* _What the task requires_
Tell how many lines carry the word "local"; the reply is the number and nothing else.

* _Records for the exercise_

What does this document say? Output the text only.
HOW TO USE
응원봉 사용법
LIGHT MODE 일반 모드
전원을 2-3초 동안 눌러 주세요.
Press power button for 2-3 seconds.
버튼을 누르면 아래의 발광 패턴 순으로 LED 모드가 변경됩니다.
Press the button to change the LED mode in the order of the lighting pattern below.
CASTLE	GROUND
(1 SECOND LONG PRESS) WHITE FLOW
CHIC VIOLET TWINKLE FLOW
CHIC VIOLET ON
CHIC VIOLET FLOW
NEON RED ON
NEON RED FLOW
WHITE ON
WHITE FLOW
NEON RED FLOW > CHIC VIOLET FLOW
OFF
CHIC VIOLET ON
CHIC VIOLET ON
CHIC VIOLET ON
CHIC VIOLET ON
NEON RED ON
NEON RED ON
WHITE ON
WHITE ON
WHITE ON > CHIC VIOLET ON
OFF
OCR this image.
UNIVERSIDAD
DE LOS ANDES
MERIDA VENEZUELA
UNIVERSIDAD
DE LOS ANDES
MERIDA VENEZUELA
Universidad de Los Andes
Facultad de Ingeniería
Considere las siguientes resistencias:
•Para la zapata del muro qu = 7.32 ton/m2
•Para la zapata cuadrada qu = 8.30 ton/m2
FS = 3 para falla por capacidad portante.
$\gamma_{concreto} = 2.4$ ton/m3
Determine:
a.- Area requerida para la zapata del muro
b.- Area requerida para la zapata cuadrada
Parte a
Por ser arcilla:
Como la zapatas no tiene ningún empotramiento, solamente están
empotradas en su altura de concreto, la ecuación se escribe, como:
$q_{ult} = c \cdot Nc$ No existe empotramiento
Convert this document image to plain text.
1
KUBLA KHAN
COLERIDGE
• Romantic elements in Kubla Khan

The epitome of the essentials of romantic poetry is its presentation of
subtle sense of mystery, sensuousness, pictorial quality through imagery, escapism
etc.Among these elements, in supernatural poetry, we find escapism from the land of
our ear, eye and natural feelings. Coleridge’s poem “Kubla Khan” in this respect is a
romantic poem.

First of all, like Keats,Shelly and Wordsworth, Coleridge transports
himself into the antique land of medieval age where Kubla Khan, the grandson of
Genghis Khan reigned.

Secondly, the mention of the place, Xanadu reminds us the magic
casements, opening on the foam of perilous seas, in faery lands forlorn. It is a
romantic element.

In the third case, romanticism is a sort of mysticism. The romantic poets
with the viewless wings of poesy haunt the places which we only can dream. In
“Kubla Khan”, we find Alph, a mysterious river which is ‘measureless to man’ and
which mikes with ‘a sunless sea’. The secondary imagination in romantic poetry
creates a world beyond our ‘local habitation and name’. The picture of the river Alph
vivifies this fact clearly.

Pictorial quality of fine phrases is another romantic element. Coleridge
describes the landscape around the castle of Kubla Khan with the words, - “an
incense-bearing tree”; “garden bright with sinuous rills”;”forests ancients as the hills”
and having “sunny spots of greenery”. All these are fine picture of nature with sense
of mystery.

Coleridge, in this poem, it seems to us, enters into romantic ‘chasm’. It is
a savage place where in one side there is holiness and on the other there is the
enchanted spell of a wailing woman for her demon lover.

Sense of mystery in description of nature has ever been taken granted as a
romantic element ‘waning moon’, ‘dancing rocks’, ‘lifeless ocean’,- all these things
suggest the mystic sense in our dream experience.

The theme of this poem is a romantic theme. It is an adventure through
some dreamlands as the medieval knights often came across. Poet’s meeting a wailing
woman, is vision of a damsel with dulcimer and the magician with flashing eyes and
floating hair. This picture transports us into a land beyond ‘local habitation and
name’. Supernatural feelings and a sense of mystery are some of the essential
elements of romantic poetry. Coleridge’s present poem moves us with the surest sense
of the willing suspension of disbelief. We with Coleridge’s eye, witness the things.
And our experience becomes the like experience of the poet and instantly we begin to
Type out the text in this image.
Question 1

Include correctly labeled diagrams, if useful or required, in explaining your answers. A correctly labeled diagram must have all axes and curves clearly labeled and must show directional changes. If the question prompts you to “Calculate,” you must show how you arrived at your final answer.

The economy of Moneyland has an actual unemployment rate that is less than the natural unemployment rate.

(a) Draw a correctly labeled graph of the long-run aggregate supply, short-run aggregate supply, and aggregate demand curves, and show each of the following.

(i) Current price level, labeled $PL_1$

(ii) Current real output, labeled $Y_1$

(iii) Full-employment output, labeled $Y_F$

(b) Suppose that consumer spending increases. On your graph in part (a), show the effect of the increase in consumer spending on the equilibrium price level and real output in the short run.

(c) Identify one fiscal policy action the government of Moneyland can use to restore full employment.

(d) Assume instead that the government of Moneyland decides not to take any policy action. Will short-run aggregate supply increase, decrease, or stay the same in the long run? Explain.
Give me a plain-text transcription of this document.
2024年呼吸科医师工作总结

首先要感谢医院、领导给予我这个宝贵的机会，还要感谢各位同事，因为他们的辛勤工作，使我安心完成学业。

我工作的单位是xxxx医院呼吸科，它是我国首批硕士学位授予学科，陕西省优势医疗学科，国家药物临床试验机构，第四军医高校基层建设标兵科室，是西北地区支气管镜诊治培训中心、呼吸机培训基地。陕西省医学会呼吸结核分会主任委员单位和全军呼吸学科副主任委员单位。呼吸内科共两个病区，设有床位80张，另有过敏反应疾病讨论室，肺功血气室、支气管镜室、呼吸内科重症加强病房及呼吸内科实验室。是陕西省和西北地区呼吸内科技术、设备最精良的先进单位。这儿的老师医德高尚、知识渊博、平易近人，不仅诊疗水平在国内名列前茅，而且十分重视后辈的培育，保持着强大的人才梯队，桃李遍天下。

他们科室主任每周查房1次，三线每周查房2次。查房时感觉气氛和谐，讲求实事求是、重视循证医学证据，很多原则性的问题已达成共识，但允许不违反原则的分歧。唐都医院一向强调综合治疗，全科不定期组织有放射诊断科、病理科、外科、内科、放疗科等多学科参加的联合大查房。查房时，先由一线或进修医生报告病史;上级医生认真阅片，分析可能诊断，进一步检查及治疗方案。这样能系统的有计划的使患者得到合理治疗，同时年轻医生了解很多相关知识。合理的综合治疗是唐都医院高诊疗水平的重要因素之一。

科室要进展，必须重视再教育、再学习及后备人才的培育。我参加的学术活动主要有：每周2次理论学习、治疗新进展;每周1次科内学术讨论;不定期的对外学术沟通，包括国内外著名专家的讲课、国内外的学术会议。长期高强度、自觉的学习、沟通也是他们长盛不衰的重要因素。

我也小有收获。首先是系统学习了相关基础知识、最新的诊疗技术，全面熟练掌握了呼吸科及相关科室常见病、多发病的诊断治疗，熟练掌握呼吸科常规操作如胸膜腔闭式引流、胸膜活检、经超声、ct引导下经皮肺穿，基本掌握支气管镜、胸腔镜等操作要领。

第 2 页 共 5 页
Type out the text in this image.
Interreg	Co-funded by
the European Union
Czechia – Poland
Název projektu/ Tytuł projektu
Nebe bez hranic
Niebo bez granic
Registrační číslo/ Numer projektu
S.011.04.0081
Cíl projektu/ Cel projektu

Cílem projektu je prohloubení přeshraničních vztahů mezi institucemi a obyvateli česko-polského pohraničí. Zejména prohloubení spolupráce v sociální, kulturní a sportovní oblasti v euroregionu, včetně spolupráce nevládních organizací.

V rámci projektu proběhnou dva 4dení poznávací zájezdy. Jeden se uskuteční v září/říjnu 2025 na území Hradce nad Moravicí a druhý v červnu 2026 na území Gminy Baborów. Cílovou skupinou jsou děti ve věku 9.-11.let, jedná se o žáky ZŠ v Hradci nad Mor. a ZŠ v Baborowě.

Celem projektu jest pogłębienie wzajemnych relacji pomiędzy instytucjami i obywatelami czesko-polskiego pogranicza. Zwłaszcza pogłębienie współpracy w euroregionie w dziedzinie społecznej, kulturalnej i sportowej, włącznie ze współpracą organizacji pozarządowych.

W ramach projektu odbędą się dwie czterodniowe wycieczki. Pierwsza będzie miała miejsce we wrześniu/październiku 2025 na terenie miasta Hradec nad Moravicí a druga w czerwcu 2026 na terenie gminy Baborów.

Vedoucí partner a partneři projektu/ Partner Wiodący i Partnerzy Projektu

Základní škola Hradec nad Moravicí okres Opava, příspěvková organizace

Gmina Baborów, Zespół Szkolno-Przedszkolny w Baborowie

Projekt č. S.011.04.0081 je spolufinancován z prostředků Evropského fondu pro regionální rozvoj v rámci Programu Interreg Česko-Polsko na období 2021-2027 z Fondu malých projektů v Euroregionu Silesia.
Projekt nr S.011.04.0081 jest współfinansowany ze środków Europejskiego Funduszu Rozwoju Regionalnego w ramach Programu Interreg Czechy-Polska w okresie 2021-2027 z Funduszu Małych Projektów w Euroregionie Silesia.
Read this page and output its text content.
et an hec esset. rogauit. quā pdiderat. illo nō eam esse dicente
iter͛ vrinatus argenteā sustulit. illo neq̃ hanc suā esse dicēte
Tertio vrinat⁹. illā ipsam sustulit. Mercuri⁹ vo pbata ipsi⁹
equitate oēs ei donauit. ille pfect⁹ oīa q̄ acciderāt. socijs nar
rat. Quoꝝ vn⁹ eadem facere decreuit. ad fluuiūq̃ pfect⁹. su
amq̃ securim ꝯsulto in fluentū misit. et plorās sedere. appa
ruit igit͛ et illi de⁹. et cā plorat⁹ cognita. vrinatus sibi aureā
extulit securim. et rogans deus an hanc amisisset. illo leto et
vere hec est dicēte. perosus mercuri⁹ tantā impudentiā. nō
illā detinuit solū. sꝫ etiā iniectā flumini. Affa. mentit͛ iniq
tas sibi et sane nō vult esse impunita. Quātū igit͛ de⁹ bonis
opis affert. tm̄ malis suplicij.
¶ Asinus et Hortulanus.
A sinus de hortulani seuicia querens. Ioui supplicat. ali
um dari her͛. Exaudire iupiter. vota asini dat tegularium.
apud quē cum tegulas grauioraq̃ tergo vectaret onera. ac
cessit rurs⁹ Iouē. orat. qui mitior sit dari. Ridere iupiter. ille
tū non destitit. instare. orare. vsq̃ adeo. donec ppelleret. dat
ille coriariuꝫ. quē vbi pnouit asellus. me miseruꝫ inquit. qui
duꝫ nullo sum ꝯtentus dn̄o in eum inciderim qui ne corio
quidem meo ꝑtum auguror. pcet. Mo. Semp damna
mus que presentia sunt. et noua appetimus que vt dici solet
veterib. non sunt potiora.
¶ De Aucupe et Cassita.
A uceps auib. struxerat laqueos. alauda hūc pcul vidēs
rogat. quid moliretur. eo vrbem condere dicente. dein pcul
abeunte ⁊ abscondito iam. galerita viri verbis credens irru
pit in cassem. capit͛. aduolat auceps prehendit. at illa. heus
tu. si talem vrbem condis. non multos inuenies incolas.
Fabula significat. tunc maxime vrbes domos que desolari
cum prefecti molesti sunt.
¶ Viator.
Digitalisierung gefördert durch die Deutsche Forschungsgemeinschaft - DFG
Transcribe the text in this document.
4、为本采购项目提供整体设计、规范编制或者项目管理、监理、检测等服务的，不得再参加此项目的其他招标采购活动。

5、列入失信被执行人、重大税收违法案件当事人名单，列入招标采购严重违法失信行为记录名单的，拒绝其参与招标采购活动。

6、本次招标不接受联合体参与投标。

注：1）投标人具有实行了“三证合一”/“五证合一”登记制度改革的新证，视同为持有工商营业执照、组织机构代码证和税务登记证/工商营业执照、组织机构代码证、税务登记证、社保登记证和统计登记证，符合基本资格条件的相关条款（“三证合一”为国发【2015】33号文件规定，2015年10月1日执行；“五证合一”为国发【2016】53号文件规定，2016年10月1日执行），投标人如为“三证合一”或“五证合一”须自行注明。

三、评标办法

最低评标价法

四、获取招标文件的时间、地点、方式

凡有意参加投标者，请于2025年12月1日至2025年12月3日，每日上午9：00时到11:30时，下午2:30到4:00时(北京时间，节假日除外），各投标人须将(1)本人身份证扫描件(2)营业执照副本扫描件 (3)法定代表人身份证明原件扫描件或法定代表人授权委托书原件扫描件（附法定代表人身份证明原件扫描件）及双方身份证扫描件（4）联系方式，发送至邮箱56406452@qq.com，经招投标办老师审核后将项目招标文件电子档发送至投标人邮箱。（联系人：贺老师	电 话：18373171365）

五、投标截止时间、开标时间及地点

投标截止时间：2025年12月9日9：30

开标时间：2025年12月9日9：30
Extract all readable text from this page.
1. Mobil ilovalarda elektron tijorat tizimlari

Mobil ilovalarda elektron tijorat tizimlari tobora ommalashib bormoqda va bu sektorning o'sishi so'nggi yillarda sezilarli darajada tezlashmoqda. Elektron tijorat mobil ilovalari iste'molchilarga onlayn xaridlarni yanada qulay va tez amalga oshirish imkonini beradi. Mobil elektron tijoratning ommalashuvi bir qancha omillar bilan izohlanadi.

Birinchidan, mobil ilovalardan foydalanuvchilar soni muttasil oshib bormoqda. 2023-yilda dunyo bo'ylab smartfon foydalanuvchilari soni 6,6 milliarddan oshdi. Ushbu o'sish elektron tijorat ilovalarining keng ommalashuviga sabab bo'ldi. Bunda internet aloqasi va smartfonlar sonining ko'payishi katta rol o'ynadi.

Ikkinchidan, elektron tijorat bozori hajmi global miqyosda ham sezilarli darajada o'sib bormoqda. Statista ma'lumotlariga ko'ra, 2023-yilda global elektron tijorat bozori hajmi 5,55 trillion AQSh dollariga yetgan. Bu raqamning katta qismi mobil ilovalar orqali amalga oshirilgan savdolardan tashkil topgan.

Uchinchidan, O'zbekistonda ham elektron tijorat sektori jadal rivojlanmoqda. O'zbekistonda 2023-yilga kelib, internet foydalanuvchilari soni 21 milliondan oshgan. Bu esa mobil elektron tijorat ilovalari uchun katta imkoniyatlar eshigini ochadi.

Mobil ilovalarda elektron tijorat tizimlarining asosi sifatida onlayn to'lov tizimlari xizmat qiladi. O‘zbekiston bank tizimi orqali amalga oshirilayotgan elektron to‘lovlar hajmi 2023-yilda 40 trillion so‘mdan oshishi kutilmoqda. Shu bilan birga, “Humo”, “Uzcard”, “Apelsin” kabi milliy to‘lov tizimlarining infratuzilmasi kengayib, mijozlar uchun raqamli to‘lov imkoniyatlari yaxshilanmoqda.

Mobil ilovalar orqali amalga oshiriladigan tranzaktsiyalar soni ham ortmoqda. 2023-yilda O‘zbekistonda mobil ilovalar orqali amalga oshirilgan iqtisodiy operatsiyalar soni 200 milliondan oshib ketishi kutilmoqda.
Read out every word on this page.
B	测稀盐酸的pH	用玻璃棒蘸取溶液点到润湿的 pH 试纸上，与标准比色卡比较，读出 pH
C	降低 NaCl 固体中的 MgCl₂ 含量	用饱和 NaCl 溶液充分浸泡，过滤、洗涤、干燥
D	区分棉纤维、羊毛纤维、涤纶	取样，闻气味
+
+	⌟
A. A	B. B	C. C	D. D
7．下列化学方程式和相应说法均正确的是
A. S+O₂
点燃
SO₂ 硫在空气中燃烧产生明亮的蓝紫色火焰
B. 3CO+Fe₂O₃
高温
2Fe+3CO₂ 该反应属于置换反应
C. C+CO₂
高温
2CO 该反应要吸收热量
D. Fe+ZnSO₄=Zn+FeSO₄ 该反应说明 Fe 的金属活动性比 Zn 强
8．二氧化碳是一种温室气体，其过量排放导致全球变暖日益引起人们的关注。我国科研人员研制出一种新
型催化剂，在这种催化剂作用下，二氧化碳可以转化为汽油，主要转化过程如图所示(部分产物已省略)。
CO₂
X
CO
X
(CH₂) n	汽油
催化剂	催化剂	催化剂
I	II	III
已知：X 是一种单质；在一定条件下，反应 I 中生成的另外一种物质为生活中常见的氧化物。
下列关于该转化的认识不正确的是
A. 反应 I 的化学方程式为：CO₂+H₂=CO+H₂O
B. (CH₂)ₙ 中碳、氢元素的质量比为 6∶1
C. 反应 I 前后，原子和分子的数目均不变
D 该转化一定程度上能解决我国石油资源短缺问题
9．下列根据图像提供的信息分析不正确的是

* _Result for this exercise_
2